Start of Data for the task
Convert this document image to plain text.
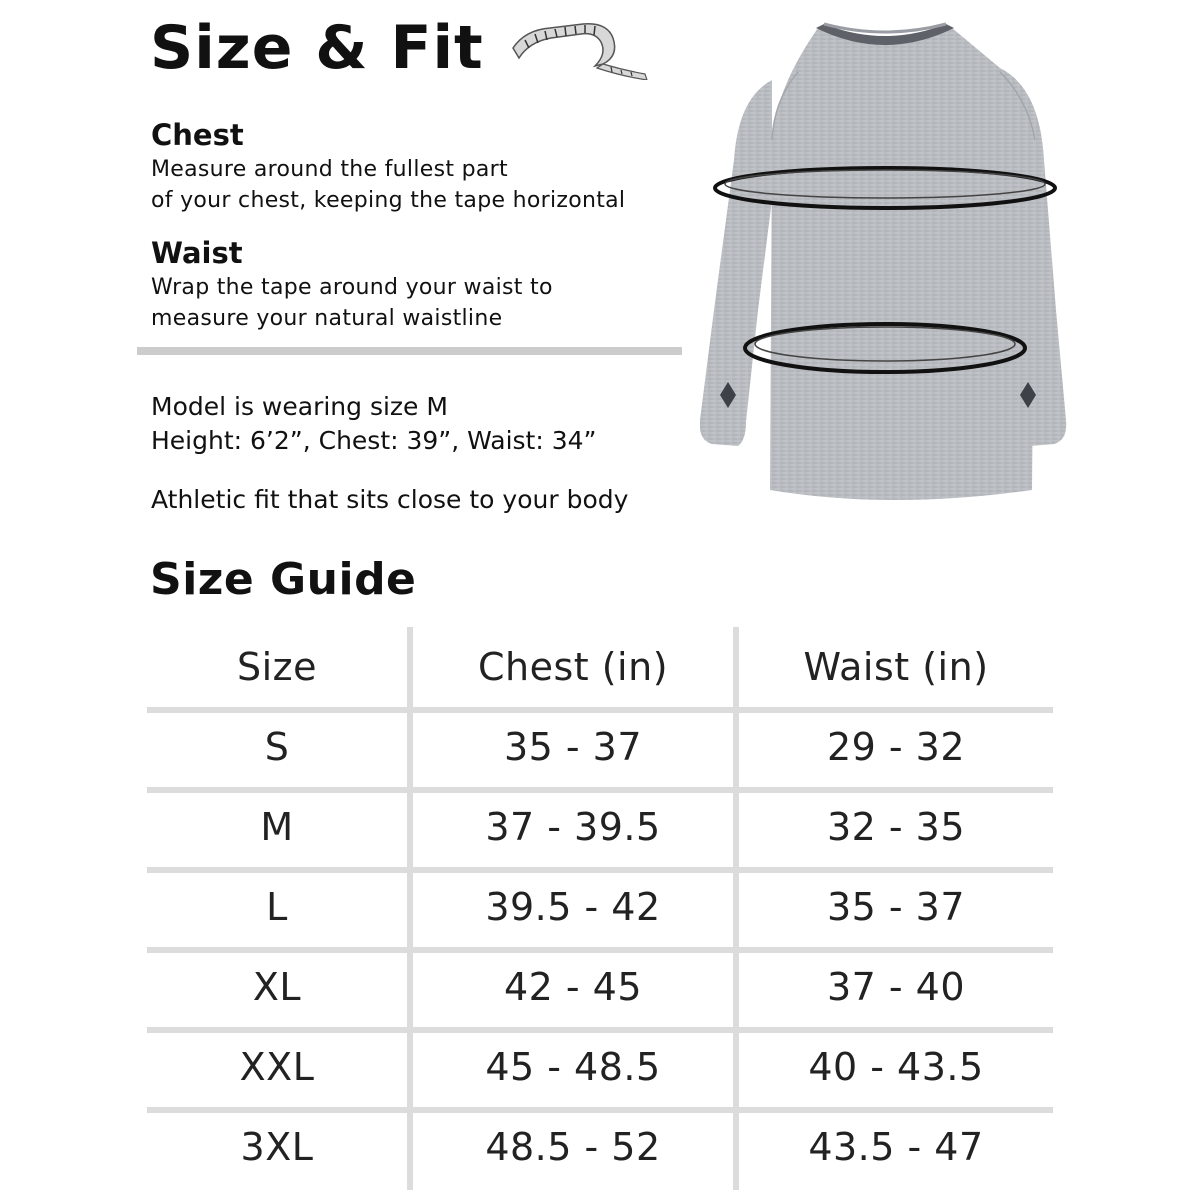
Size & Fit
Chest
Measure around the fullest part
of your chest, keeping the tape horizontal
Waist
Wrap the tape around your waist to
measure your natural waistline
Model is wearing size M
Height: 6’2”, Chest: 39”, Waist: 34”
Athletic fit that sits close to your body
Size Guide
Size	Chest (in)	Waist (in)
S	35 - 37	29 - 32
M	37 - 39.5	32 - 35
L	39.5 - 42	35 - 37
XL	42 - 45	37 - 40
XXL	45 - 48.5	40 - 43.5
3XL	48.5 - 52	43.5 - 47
End of Data for the task
Problem description
All the lines above are to be given again exactly as they read, with the pictures removed.

Written answer
Convert this document image to plain text.
Size & Fit
Chest
Measure around the fullest part
of your chest, keeping the tape horizontal
Waist
Wrap the tape around your waist to
measure your natural waistline
Model is wearing size M
Height: 6’2”, Chest: 39”, Waist: 34”
Athletic fit that sits close to your body
Size Guide
Size	Chest (in)	Waist (in)
S	35 - 37	29 - 32
M	37 - 39.5	32 - 35
L	39.5 - 42	35 - 37
XL	42 - 45	37 - 40
XXL	45 - 48.5	40 - 43.5
3XL	48.5 - 52	43.5 - 47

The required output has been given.